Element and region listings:

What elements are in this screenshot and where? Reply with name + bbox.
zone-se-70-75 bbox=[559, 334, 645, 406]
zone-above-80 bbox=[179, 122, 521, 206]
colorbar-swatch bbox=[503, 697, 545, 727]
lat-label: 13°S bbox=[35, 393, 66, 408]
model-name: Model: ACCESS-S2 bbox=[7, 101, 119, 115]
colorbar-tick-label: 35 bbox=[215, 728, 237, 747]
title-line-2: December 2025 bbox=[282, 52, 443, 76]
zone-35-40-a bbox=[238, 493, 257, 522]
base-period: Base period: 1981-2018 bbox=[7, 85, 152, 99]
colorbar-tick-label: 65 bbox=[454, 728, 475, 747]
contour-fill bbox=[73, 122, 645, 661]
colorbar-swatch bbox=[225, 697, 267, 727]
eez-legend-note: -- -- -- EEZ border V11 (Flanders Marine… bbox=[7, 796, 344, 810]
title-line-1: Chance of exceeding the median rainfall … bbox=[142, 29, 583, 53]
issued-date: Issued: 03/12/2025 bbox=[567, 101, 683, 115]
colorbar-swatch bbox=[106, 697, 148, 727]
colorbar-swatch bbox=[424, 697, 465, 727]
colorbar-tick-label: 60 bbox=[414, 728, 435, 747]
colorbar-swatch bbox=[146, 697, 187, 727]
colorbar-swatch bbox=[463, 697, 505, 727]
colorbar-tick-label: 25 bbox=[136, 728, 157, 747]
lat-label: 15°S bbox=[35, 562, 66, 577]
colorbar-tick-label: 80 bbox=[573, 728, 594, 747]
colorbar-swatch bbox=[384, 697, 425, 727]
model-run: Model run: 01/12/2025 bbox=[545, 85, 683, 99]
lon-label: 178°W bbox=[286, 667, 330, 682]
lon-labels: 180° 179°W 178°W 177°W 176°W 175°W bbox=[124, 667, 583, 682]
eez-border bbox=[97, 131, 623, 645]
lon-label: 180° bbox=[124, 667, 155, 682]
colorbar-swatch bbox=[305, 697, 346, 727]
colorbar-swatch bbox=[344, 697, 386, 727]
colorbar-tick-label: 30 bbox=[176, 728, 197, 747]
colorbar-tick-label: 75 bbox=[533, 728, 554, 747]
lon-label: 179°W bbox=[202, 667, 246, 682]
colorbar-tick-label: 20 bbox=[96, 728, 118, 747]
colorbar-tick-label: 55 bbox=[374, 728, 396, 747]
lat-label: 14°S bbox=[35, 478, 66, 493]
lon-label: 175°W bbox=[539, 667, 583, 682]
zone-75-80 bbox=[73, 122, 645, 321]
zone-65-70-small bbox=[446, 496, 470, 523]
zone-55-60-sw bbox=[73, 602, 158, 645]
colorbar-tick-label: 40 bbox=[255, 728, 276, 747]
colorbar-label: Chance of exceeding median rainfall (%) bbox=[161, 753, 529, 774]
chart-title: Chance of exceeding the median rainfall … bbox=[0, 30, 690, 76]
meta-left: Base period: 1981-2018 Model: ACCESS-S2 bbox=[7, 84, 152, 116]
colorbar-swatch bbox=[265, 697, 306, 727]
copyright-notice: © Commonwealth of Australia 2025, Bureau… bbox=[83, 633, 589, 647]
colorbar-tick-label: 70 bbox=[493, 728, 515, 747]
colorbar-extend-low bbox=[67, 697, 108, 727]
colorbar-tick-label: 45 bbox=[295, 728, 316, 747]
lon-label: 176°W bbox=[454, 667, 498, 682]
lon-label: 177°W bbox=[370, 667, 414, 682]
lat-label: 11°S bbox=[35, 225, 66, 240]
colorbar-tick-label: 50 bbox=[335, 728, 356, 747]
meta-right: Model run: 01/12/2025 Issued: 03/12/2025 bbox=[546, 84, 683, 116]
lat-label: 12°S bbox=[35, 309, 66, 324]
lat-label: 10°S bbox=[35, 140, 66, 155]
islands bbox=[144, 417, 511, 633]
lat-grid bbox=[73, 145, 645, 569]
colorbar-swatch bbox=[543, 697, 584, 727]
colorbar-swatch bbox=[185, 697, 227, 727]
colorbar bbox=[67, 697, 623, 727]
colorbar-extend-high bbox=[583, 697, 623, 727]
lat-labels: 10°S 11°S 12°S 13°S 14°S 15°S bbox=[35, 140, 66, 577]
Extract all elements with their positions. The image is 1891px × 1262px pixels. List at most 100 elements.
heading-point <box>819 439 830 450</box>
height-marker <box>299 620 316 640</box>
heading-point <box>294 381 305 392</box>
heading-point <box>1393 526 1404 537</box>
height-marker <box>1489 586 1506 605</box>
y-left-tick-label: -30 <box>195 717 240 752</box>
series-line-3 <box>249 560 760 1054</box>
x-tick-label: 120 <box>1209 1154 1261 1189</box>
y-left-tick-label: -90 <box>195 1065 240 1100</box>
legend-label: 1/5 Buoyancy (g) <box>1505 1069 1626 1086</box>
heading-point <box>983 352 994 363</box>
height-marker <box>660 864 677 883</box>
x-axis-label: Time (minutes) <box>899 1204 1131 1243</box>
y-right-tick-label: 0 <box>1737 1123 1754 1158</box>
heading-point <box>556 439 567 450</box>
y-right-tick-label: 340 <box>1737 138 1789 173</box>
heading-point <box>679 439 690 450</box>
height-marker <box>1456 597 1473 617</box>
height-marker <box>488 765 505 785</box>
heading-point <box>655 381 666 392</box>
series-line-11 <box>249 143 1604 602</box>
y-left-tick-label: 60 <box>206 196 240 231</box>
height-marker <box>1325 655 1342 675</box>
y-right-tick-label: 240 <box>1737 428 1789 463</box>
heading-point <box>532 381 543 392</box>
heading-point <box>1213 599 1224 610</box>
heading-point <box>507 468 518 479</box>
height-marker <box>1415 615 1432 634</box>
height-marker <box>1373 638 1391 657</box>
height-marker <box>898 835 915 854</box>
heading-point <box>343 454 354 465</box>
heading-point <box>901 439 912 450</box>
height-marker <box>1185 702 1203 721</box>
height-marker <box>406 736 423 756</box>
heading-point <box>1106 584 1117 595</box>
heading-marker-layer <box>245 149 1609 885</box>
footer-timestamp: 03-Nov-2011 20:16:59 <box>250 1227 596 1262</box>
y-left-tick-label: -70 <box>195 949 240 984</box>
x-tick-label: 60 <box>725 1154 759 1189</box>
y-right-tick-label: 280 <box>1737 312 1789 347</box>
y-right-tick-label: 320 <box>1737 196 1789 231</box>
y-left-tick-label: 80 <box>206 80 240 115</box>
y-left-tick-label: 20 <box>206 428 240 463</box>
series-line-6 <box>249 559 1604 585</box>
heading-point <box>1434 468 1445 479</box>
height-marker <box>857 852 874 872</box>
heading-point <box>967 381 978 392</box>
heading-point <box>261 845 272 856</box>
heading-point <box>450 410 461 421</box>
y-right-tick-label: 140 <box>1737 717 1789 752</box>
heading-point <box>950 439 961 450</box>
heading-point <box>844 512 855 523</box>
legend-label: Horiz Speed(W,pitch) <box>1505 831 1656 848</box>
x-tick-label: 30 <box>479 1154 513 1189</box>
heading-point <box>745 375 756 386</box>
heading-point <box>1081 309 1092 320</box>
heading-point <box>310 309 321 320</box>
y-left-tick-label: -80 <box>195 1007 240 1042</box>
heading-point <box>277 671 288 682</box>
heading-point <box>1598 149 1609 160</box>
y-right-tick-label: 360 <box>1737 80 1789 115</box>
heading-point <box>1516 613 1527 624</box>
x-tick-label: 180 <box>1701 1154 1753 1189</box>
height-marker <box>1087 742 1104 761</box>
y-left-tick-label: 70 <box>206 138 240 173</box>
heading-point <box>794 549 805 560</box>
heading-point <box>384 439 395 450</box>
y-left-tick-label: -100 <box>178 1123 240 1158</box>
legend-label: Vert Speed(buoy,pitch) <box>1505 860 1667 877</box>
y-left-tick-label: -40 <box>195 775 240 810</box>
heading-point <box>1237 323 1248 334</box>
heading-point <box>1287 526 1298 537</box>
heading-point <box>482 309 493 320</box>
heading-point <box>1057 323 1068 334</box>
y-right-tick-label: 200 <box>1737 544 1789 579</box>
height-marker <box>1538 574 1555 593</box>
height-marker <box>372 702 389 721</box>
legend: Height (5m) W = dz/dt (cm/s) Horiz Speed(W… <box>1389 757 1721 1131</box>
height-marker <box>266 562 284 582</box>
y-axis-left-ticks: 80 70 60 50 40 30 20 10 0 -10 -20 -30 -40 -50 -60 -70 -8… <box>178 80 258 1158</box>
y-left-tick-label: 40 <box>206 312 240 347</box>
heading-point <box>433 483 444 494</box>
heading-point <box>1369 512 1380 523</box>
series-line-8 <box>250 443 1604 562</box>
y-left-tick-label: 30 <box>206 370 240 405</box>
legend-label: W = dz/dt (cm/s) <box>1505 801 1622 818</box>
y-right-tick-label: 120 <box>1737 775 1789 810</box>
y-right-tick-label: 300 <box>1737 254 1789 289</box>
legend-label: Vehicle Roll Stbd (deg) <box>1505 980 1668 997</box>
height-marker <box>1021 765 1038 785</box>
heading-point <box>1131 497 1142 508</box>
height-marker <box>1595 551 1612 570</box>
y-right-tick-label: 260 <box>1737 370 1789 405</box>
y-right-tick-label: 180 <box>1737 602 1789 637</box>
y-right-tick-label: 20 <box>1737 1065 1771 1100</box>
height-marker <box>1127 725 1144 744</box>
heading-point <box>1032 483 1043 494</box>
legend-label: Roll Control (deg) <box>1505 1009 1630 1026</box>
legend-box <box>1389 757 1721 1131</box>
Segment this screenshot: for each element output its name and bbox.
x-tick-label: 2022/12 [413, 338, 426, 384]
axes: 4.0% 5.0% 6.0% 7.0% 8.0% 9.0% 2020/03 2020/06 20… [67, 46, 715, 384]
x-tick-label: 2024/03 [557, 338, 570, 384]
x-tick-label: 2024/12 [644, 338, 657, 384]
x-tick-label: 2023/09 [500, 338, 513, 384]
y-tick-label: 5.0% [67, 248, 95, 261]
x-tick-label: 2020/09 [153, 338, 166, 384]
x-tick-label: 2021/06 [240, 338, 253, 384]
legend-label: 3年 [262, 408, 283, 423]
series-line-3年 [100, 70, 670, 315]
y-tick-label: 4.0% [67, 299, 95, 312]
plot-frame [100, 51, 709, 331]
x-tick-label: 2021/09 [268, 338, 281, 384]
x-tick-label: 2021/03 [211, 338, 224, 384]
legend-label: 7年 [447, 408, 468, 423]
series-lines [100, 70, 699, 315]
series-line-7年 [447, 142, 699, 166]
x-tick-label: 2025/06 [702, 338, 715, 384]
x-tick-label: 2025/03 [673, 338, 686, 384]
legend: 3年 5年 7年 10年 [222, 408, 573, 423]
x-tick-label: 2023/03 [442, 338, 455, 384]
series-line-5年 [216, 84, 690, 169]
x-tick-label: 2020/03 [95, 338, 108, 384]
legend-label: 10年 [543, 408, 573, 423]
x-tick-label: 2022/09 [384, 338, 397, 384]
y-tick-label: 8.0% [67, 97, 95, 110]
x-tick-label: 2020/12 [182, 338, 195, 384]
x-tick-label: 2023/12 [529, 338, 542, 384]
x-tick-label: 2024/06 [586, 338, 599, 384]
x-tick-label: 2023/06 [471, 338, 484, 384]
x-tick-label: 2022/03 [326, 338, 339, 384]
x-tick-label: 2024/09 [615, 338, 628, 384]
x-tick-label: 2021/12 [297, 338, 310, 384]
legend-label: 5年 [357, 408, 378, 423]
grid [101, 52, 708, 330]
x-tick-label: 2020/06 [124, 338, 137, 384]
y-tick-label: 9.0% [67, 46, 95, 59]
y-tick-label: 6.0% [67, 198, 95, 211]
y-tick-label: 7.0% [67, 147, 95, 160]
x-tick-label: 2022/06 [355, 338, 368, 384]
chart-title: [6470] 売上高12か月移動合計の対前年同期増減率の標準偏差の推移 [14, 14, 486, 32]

Directions: Please update the records from their start through the line containing "colorbar-swatch bbox=[225, 697, 267, 727]", changing "bbox" to "box" and leaving everything else unchanged. Give only those lines.

Task solution:
What elements are in this screenshot and where? Reply with name + box.
zone-se-70-75 box=[559, 334, 645, 406]
zone-above-80 box=[179, 122, 521, 206]
colorbar-swatch box=[503, 697, 545, 727]
lat-label: 13°S box=[35, 393, 66, 408]
model-name: Model: ACCESS-S2 box=[7, 101, 119, 115]
colorbar-tick-label: 35 box=[215, 728, 237, 747]
title-line-2: December 2025 box=[282, 52, 443, 76]
zone-35-40-a box=[238, 493, 257, 522]
base-period: Base period: 1981-2018 box=[7, 85, 152, 99]
colorbar-tick-label: 65 box=[454, 728, 475, 747]
contour-fill box=[73, 122, 645, 661]
colorbar-swatch box=[225, 697, 267, 727]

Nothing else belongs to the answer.